# Problem requirements
Your task is to reproduce the material exactly.

# Source material
----

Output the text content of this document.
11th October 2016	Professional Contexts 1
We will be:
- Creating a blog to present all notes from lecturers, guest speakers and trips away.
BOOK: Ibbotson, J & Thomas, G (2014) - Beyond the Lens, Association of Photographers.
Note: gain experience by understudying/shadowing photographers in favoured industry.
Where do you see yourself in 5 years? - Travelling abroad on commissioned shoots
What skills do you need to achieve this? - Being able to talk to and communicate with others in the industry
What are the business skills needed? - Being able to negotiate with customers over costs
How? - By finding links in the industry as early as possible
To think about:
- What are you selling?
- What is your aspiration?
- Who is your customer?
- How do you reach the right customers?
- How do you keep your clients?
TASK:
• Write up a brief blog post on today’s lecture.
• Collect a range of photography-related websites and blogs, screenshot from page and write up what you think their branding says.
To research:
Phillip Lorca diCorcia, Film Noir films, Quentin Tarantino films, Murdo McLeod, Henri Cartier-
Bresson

----

# Task result
Output the text content of this document.
11th October 2016	Professional Contexts 1
We will be:
- Creating a blog to present all notes from lecturers, guest speakers and trips away.
BOOK: Ibbotson, J & Thomas, G (2014) - Beyond the Lens, Association of Photographers.
Note: gain experience by understudying/shadowing photographers in favoured industry.
Where do you see yourself in 5 years? - Travelling abroad on commissioned shoots
What skills do you need to achieve this? - Being able to talk to and communicate with others in the industry
What are the business skills needed? - Being able to negotiate with customers over costs
How? - By finding links in the industry as early as possible
To think about:
- What are you selling?
- What is your aspiration?
- Who is your customer?
- How do you reach the right customers?
- How do you keep your clients?
TASK:
• Write up a brief blog post on today’s lecture.
• Collect a range of photography-related websites and blogs, screenshot from page and write up what you think their branding says.
To research:
Phillip Lorca diCorcia, Film Noir films, Quentin Tarantino films, Murdo McLeod, Henri Cartier-
Bresson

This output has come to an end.